Stored records
··········

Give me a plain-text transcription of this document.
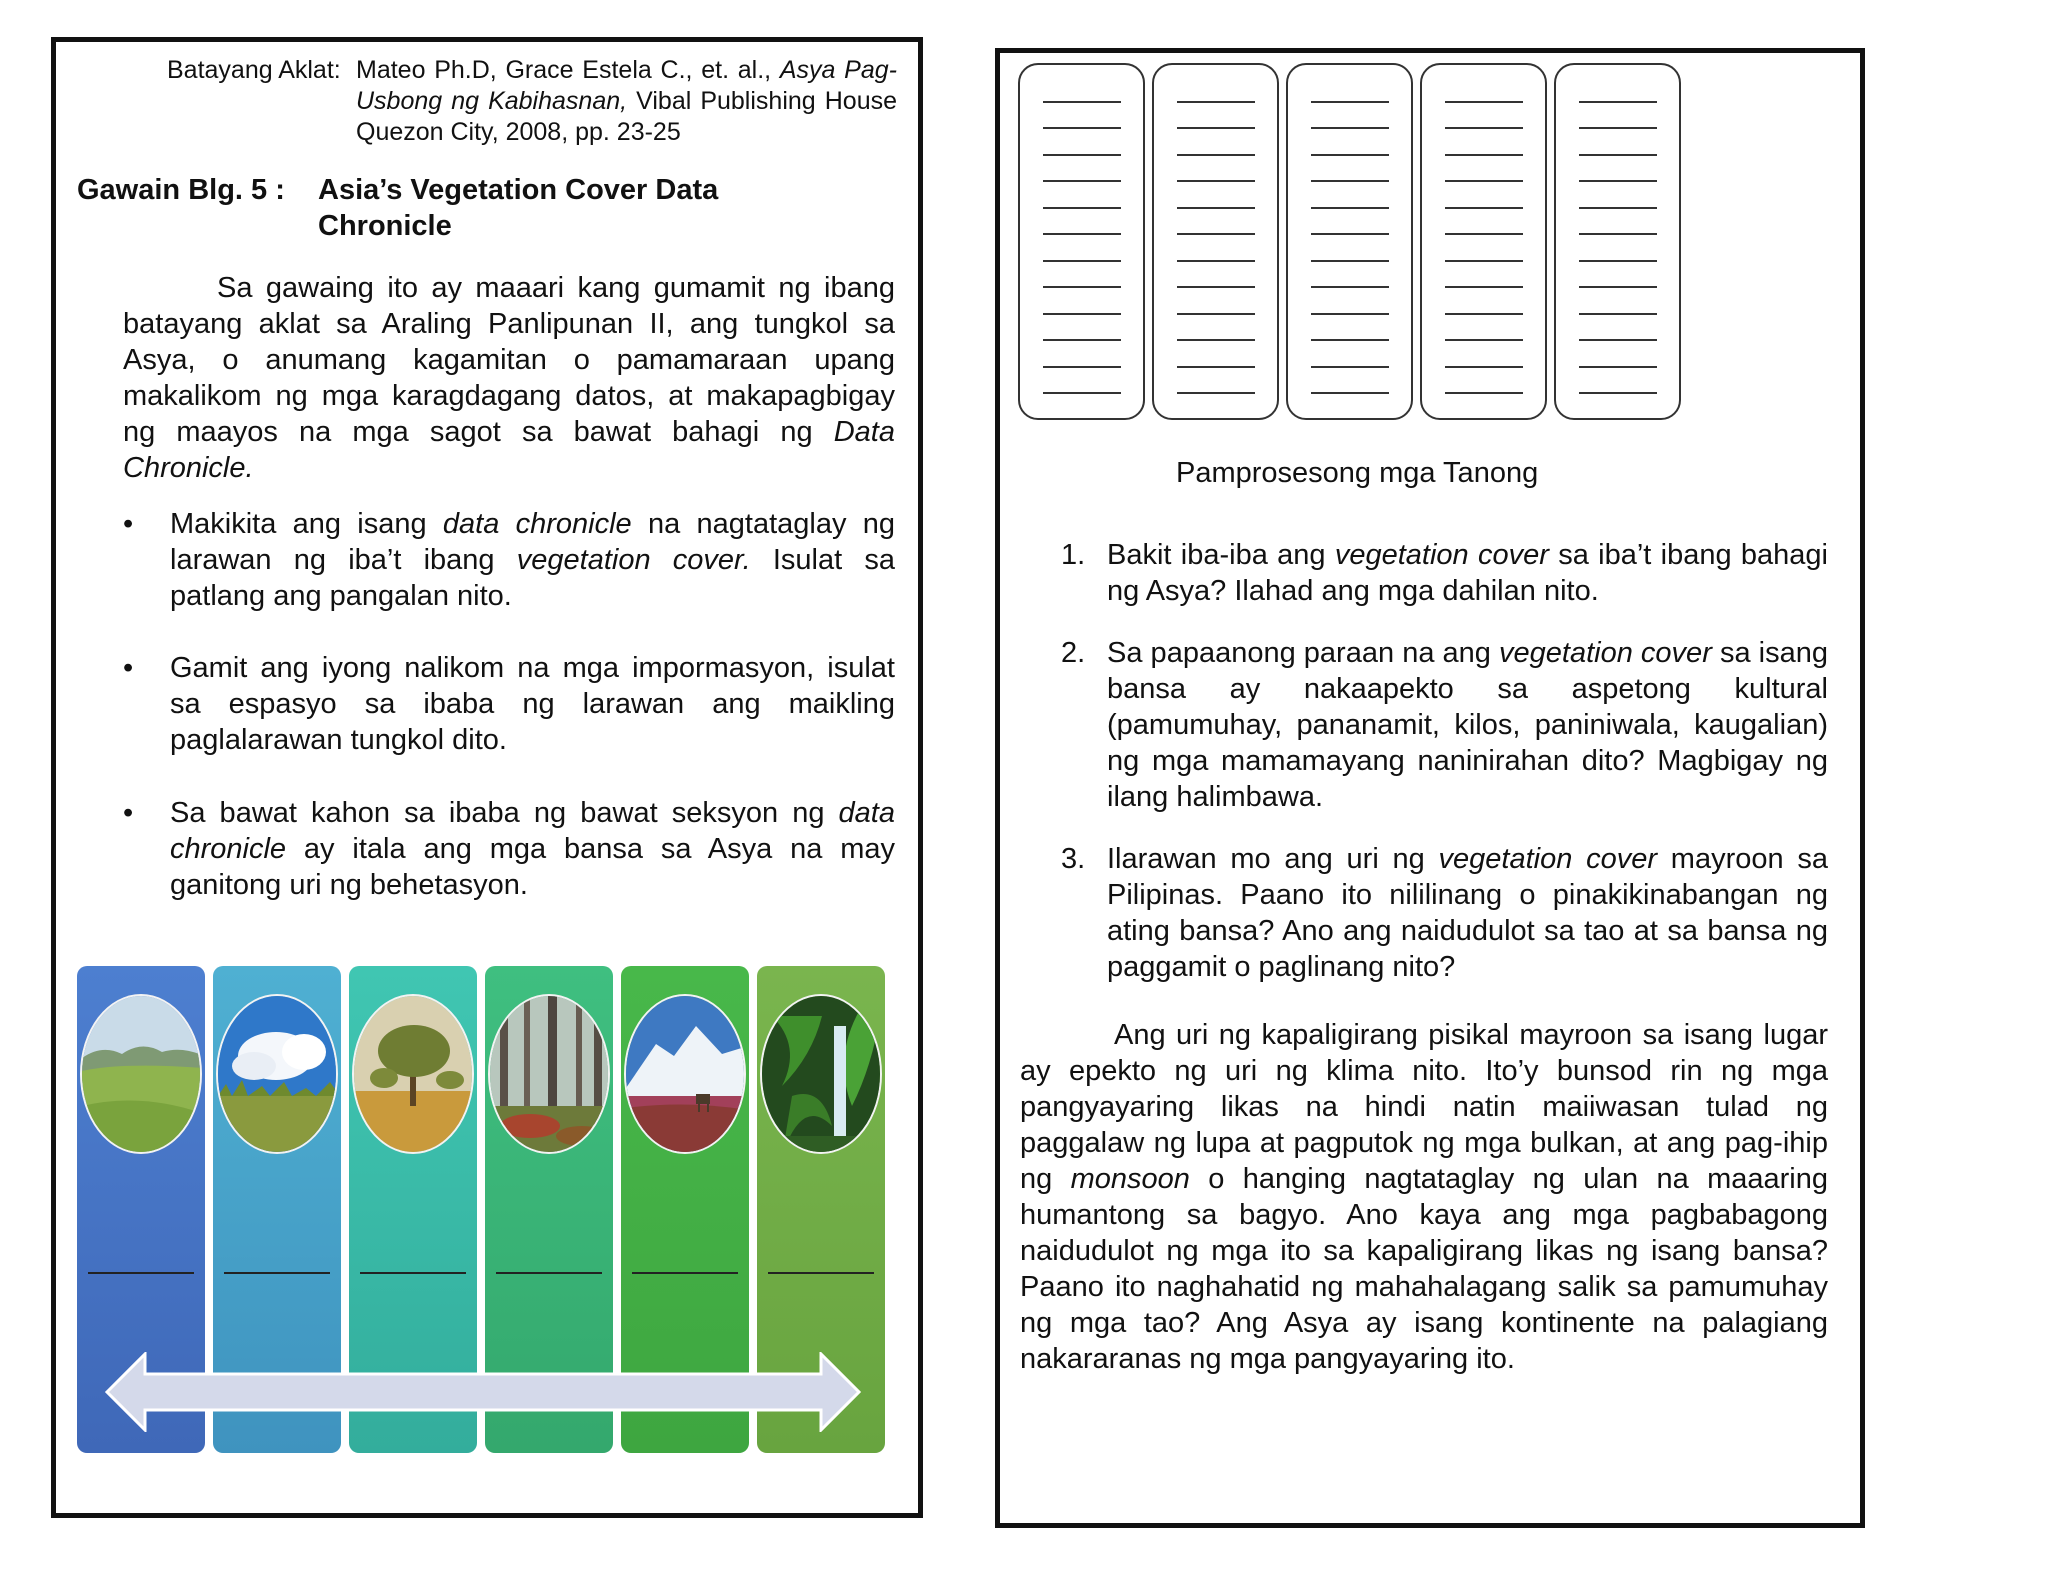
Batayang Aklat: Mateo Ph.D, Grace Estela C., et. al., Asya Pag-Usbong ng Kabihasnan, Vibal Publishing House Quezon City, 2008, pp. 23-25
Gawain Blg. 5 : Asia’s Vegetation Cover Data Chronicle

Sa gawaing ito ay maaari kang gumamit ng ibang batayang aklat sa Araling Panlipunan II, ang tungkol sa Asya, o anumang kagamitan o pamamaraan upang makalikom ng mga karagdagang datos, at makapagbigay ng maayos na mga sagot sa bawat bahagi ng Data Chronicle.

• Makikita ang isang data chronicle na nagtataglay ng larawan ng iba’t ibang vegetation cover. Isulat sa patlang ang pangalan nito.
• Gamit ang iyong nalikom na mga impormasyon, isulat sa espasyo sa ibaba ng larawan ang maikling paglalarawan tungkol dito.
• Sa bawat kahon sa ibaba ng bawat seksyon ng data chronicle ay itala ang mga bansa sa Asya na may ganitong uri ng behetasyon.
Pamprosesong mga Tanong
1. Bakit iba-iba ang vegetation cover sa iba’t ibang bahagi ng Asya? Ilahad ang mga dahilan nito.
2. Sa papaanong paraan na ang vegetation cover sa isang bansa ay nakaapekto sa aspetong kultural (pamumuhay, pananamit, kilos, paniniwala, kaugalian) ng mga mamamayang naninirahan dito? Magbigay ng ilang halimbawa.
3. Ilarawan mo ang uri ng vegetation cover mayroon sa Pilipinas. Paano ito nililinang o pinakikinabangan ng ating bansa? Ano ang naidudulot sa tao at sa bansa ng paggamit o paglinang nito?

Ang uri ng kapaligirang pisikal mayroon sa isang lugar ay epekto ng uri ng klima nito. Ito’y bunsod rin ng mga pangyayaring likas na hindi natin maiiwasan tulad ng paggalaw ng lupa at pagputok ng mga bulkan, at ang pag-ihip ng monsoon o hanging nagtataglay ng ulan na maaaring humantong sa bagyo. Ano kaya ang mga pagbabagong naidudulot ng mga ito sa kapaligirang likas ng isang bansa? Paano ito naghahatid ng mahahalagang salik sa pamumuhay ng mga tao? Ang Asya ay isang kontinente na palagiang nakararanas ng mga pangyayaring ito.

··········

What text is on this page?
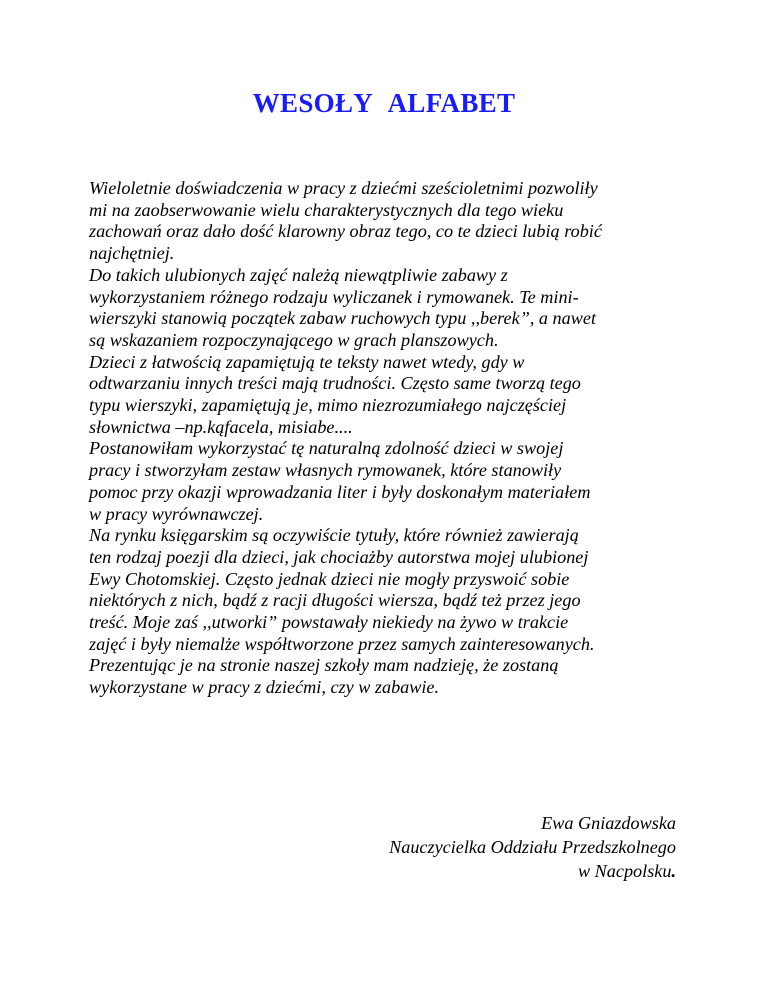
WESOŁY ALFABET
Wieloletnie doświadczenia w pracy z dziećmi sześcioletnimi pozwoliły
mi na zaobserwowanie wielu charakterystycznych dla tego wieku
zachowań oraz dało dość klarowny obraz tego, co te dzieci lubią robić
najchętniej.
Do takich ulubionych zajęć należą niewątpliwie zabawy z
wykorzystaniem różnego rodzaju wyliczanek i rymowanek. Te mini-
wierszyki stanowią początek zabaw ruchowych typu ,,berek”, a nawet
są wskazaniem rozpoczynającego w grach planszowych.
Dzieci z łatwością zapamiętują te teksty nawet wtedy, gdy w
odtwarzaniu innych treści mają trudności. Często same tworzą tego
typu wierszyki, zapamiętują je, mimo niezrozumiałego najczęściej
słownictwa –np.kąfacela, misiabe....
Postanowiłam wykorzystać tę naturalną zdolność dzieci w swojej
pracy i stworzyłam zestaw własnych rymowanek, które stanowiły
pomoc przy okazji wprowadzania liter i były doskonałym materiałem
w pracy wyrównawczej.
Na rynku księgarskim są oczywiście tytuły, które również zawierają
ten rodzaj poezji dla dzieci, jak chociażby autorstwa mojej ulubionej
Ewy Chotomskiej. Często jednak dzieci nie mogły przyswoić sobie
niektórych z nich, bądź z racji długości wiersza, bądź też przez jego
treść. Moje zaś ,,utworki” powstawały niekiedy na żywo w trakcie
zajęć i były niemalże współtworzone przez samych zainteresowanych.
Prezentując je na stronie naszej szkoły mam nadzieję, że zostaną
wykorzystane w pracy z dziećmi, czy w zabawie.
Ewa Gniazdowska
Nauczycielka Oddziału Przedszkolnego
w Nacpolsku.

··········

Given request
Go through the records and show every line with the string "Często" in it.

The reply
odtwarzaniu innych treści mają trudności. Często same tworzą tego
Ewy Chotomskiej. Często jednak dzieci nie mogły przyswoić sobie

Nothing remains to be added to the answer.